[Layout records]
■ ■ ■ ■

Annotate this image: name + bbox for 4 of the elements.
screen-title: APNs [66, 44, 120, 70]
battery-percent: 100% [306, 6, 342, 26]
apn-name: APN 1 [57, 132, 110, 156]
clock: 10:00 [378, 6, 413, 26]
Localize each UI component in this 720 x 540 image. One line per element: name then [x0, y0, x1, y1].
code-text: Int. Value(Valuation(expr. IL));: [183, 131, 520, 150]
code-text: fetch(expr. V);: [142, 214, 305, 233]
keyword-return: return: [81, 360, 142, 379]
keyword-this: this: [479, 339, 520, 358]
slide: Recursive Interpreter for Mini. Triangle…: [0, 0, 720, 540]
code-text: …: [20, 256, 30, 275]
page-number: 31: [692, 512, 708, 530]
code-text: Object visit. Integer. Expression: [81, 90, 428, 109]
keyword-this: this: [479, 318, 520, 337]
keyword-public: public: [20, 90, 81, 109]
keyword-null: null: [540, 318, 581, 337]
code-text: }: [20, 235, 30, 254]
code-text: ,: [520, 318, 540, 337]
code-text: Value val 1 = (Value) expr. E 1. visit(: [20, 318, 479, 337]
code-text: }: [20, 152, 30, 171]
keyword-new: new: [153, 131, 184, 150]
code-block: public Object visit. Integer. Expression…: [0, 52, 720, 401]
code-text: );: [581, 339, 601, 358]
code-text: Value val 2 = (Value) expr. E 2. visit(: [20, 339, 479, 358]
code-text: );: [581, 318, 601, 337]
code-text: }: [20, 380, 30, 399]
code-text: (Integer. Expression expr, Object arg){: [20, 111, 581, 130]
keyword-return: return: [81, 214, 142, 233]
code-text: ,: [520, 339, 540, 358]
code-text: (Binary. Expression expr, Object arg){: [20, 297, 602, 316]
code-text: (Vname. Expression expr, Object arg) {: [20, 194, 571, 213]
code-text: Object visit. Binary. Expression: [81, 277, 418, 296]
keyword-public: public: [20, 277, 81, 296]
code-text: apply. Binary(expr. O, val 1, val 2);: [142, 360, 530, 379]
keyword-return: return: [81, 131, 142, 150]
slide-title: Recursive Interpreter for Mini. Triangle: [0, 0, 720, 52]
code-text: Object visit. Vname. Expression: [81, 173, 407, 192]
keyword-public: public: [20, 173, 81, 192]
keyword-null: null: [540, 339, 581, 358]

■ ■ ■ ■

### TASK DETAILS:
Please swap every "keyword-return" in the rows above for "return-keyword" and leave everything else unchanged.

### FULL SOLUTION:
Annotate this image: name + bbox for 4 of the elements.
screen-title: APNs [66, 44, 120, 70]
battery-percent: 100% [306, 6, 342, 26]
apn-name: APN 1 [57, 132, 110, 156]
clock: 10:00 [378, 6, 413, 26]
Localize each UI component in this 720 x 540 image. One line per element: name then [x0, y0, x1, y1].
code-text: Int. Value(Valuation(expr. IL));: [183, 131, 520, 150]
code-text: fetch(expr. V);: [142, 214, 305, 233]
return-keyword: return: [81, 360, 142, 379]
keyword-this: this: [479, 339, 520, 358]
slide: Recursive Interpreter for Mini. Triangle…: [0, 0, 720, 540]
code-text: …: [20, 256, 30, 275]
page-number: 31: [692, 512, 708, 530]
code-text: Object visit. Integer. Expression: [81, 90, 428, 109]
keyword-this: this: [479, 318, 520, 337]
keyword-public: public: [20, 90, 81, 109]
keyword-null: null: [540, 318, 581, 337]
code-text: }: [20, 235, 30, 254]
code-text: ,: [520, 318, 540, 337]
code-text: Value val 1 = (Value) expr. E 1. visit(: [20, 318, 479, 337]
code-text: }: [20, 152, 30, 171]
keyword-new: new: [153, 131, 184, 150]
code-block: public Object visit. Integer. Expression…: [0, 52, 720, 401]
code-text: );: [581, 339, 601, 358]
code-text: Value val 2 = (Value) expr. E 2. visit(: [20, 339, 479, 358]
code-text: );: [581, 318, 601, 337]
code-text: }: [20, 380, 30, 399]
code-text: (Integer. Expression expr, Object arg){: [20, 111, 581, 130]
return-keyword: return: [81, 214, 142, 233]
code-text: ,: [520, 339, 540, 358]
code-text: (Binary. Expression expr, Object arg){: [20, 297, 602, 316]
code-text: (Vname. Expression expr, Object arg) {: [20, 194, 571, 213]
code-text: Object visit. Binary. Expression: [81, 277, 418, 296]
keyword-public: public: [20, 277, 81, 296]
code-text: apply. Binary(expr. O, val 1, val 2);: [142, 360, 530, 379]
return-keyword: return: [81, 131, 142, 150]
slide-title: Recursive Interpreter for Mini. Triangle: [0, 0, 720, 52]
code-text: Object visit. Vname. Expression: [81, 173, 407, 192]
keyword-public: public: [20, 173, 81, 192]
keyword-null: null: [540, 339, 581, 358]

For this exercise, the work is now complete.